++++ MATERIAL SHOWN
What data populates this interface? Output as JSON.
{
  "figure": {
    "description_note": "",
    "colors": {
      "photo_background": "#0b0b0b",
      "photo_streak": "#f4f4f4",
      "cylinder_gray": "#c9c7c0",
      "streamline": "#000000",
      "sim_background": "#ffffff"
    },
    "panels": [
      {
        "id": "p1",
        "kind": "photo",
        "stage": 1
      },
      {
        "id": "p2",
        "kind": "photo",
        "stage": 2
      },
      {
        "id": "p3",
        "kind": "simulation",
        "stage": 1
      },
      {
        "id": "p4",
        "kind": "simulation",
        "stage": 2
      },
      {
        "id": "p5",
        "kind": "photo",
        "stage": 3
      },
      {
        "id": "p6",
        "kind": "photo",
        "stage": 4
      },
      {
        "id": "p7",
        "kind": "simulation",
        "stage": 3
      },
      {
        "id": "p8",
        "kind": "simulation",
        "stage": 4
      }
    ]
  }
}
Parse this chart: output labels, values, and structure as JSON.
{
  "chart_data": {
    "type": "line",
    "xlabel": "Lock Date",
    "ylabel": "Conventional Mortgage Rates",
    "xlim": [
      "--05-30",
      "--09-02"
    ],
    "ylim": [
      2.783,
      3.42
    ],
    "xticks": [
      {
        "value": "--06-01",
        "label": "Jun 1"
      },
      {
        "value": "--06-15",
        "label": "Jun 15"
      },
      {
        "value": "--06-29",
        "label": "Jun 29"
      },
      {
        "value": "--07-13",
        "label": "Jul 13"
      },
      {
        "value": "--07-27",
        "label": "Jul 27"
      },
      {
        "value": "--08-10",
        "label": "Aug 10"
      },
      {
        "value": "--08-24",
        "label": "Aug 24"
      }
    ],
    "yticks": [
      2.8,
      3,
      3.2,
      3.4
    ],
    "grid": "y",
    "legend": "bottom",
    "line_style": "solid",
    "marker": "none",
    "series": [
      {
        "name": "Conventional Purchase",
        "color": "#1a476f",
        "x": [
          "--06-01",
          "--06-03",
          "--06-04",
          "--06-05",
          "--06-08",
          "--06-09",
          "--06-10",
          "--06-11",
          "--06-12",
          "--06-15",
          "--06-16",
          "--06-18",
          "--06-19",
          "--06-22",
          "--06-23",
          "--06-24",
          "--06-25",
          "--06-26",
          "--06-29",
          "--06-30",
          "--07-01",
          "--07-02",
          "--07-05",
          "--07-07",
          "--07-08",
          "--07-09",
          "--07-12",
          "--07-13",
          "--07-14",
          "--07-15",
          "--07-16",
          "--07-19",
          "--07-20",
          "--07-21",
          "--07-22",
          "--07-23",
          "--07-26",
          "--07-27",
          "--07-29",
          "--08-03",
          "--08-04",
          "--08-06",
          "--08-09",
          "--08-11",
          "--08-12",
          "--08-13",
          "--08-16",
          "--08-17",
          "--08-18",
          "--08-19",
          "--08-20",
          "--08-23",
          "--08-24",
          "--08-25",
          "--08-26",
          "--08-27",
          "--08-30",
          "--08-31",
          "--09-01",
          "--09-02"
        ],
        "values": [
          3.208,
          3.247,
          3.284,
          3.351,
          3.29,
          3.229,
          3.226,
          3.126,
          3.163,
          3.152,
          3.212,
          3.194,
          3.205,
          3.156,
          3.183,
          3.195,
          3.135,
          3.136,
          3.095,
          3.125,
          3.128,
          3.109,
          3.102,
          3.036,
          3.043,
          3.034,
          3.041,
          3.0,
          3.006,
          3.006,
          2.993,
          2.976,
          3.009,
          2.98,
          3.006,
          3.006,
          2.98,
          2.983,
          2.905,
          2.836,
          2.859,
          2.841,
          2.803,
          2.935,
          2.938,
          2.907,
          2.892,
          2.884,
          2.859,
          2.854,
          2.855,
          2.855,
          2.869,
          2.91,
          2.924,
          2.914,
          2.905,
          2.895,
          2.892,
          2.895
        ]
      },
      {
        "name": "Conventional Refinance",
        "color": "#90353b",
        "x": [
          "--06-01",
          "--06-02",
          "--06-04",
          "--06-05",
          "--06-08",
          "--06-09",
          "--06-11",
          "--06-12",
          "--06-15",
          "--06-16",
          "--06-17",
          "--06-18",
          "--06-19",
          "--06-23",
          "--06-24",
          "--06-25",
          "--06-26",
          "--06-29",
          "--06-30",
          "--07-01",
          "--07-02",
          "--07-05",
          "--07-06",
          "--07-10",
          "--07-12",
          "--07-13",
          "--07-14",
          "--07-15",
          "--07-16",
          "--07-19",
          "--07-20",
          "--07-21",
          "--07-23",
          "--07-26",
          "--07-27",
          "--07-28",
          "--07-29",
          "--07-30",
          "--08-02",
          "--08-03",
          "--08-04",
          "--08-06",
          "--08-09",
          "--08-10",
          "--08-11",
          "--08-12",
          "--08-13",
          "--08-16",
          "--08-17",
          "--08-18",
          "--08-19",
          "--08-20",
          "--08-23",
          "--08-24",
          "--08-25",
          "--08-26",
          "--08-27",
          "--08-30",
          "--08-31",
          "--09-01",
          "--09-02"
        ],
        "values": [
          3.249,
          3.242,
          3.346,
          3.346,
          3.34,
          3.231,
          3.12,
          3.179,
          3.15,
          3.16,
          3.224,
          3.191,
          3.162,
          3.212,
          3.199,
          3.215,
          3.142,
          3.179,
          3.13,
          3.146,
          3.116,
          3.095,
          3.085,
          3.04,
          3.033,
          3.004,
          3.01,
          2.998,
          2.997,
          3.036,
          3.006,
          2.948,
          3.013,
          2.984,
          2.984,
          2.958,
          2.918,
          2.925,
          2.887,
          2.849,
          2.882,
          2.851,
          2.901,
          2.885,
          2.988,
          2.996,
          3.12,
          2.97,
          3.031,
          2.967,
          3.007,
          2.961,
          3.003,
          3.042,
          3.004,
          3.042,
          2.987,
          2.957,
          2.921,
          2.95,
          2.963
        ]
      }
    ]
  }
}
++++++++
Your task is to gather every line with the word "Conventional" and copy it.

--- WRITTEN RESPONSE ---
    "ylabel": "Conventional Mortgage Rates",
        "name": "Conventional Purchase",
        "name": "Conventional Refinance",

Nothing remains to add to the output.